Retype the listing that follows, exactly as written.

◆ ◆ ◆ ◆

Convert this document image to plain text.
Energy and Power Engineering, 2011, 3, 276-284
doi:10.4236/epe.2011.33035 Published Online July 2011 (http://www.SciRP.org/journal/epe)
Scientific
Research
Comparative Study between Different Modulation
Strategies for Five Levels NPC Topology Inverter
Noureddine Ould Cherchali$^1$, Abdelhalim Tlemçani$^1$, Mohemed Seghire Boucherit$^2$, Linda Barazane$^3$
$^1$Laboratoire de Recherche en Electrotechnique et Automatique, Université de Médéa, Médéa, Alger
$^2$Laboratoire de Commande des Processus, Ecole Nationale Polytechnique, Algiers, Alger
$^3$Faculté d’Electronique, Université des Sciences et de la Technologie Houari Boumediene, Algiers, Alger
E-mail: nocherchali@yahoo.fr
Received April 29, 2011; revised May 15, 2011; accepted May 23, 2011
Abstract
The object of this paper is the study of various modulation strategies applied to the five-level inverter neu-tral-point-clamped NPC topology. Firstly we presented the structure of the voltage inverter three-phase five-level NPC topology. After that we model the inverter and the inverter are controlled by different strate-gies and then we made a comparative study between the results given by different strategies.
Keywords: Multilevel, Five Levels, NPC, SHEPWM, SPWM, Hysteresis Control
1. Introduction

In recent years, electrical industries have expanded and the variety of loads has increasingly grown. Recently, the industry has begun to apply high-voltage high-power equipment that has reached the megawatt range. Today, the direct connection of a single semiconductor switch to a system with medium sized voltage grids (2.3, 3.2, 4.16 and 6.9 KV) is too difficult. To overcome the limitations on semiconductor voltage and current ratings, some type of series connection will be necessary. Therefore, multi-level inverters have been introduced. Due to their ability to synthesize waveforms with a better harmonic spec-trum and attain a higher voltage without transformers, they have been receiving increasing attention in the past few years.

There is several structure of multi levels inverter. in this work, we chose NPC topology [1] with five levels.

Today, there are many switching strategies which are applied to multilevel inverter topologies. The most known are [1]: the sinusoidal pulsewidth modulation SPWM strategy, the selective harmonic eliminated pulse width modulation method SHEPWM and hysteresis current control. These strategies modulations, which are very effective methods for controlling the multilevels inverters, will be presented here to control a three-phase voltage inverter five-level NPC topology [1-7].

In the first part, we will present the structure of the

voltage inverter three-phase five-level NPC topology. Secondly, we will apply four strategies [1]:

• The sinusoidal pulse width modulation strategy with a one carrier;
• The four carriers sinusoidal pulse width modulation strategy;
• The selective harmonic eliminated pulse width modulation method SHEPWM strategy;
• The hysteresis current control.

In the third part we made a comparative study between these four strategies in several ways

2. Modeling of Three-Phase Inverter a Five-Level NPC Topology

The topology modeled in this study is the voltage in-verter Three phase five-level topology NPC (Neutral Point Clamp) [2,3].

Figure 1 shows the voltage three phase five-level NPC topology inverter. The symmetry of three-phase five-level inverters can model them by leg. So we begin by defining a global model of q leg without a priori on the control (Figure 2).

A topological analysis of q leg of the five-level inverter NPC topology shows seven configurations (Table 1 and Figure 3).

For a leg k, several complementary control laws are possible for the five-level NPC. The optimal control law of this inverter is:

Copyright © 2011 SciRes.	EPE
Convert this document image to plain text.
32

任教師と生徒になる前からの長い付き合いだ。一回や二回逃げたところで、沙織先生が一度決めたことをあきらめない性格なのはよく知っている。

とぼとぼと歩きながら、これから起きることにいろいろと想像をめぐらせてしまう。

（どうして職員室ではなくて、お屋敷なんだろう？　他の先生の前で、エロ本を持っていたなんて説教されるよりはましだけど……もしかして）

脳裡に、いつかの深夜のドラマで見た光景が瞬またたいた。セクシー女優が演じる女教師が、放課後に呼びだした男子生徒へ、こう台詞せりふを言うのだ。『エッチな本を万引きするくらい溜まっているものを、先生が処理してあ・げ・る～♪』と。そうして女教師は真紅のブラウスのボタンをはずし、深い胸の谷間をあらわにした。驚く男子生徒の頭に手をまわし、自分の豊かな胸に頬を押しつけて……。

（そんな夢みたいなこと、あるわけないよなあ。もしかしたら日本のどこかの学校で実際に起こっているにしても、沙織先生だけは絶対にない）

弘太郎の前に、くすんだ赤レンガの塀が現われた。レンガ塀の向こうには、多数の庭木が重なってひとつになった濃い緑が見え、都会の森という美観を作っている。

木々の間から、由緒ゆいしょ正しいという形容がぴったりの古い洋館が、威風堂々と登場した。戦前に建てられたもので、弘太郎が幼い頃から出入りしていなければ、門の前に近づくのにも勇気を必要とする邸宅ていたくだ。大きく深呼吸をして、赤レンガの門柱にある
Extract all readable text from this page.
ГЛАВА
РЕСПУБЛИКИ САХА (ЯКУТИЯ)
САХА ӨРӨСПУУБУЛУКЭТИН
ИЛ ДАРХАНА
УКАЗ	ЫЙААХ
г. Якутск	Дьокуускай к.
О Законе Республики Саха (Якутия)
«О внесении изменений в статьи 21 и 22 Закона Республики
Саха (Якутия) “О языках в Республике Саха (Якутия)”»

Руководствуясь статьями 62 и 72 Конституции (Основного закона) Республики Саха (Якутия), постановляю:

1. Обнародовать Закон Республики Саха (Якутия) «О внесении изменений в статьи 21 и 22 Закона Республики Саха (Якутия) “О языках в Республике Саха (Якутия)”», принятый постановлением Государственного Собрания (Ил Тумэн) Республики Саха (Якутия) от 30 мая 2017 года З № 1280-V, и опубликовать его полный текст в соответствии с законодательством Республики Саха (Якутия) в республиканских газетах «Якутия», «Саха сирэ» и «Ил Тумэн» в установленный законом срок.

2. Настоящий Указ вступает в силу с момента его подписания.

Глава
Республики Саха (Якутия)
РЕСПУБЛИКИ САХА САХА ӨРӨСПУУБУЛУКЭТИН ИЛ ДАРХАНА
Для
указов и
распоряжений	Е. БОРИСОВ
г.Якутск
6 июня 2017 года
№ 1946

◆ ◆ ◆ ◆

Written solution:
Convert this document image to plain text.
Energy and Power Engineering, 2011, 3, 276-284
doi:10.4236/epe.2011.33035 Published Online July 2011 (http://www.SciRP.org/journal/epe)
Scientific
Research
Comparative Study between Different Modulation
Strategies for Five Levels NPC Topology Inverter
Noureddine Ould Cherchali$^1$, Abdelhalim Tlemçani$^1$, Mohemed Seghire Boucherit$^2$, Linda Barazane$^3$
$^1$Laboratoire de Recherche en Electrotechnique et Automatique, Université de Médéa, Médéa, Alger
$^2$Laboratoire de Commande des Processus, Ecole Nationale Polytechnique, Algiers, Alger
$^3$Faculté d’Electronique, Université des Sciences et de la Technologie Houari Boumediene, Algiers, Alger
E-mail: nocherchali@yahoo.fr
Received April 29, 2011; revised May 15, 2011; accepted May 23, 2011
Abstract
The object of this paper is the study of various modulation strategies applied to the five-level inverter neu-tral-point-clamped NPC topology. Firstly we presented the structure of the voltage inverter three-phase five-level NPC topology. After that we model the inverter and the inverter are controlled by different strate-gies and then we made a comparative study between the results given by different strategies.
Keywords: Multilevel, Five Levels, NPC, SHEPWM, SPWM, Hysteresis Control
1. Introduction

In recent years, electrical industries have expanded and the variety of loads has increasingly grown. Recently, the industry has begun to apply high-voltage high-power equipment that has reached the megawatt range. Today, the direct connection of a single semiconductor switch to a system with medium sized voltage grids (2.3, 3.2, 4.16 and 6.9 KV) is too difficult. To overcome the limitations on semiconductor voltage and current ratings, some type of series connection will be necessary. Therefore, multi-level inverters have been introduced. Due to their ability to synthesize waveforms with a better harmonic spec-trum and attain a higher voltage without transformers, they have been receiving increasing attention in the past few years.

There is several structure of multi levels inverter. in this work, we chose NPC topology [1] with five levels.

Today, there are many switching strategies which are applied to multilevel inverter topologies. The most known are [1]: the sinusoidal pulsewidth modulation SPWM strategy, the selective harmonic eliminated pulse width modulation method SHEPWM and hysteresis current control. These strategies modulations, which are very effective methods for controlling the multilevels inverters, will be presented here to control a three-phase voltage inverter five-level NPC topology [1-7].

In the first part, we will present the structure of the

voltage inverter three-phase five-level NPC topology. Secondly, we will apply four strategies [1]:

• The sinusoidal pulse width modulation strategy with a one carrier;
• The four carriers sinusoidal pulse width modulation strategy;
• The selective harmonic eliminated pulse width modulation method SHEPWM strategy;
• The hysteresis current control.

In the third part we made a comparative study between these four strategies in several ways

2. Modeling of Three-Phase Inverter a Five-Level NPC Topology

The topology modeled in this study is the voltage in-verter Three phase five-level topology NPC (Neutral Point Clamp) [2,3].

Figure 1 shows the voltage three phase five-level NPC topology inverter. The symmetry of three-phase five-level inverters can model them by leg. So we begin by defining a global model of q leg without a priori on the control (Figure 2).

A topological analysis of q leg of the five-level inverter NPC topology shows seven configurations (Table 1 and Figure 3).

For a leg k, several complementary control laws are possible for the five-level NPC. The optimal control law of this inverter is:

Copyright © 2011 SciRes.	EPE
Convert this document image to plain text.
32

任教師と生徒になる前からの長い付き合いだ。一回や二回逃げたところで、沙織先生が一度決めたことをあきらめない性格なのはよく知っている。

とぼとぼと歩きながら、これから起きることにいろいろと想像をめぐらせてしまう。

（どうして職員室ではなくて、お屋敷なんだろう？　他の先生の前で、エロ本を持っていたなんて説教されるよりはましだけど……もしかして）

脳裡に、いつかの深夜のドラマで見た光景が瞬またたいた。セクシー女優が演じる女教師が、放課後に呼びだした男子生徒へ、こう台詞せりふを言うのだ。『エッチな本を万引きするくらい溜まっているものを、先生が処理してあ・げ・る～♪』と。そうして女教師は真紅のブラウスのボタンをはずし、深い胸の谷間をあらわにした。驚く男子生徒の頭に手をまわし、自分の豊かな胸に頬を押しつけて……。

（そんな夢みたいなこと、あるわけないよなあ。もしかしたら日本のどこかの学校で実際に起こっているにしても、沙織先生だけは絶対にない）

弘太郎の前に、くすんだ赤レンガの塀が現われた。レンガ塀の向こうには、多数の庭木が重なってひとつになった濃い緑が見え、都会の森という美観を作っている。

木々の間から、由緒ゆいしょ正しいという形容がぴったりの古い洋館が、威風堂々と登場した。戦前に建てられたもので、弘太郎が幼い頃から出入りしていなければ、門の前に近づくのにも勇気を必要とする邸宅ていたくだ。大きく深呼吸をして、赤レンガの門柱にある
Extract all readable text from this page.
ГЛАВА
РЕСПУБЛИКИ САХА (ЯКУТИЯ)
САХА ӨРӨСПУУБУЛУКЭТИН
ИЛ ДАРХАНА
УКАЗ	ЫЙААХ
г. Якутск	Дьокуускай к.
О Законе Республики Саха (Якутия)
«О внесении изменений в статьи 21 и 22 Закона Республики
Саха (Якутия) “О языках в Республике Саха (Якутия)”»

Руководствуясь статьями 62 и 72 Конституции (Основного закона) Республики Саха (Якутия), постановляю:

1. Обнародовать Закон Республики Саха (Якутия) «О внесении изменений в статьи 21 и 22 Закона Республики Саха (Якутия) “О языках в Республике Саха (Якутия)”», принятый постановлением Государственного Собрания (Ил Тумэн) Республики Саха (Якутия) от 30 мая 2017 года З № 1280-V, и опубликовать его полный текст в соответствии с законодательством Республики Саха (Якутия) в республиканских газетах «Якутия», «Саха сирэ» и «Ил Тумэн» в установленный законом срок.

2. Настоящий Указ вступает в силу с момента его подписания.

Глава
Республики Саха (Якутия)
РЕСПУБЛИКИ САХА САХА ӨРӨСПУУБУЛУКЭТИН ИЛ ДАРХАНА
Для
указов и
распоряжений	Е. БОРИСОВ
г.Якутск
6 июня 2017 года
№ 1946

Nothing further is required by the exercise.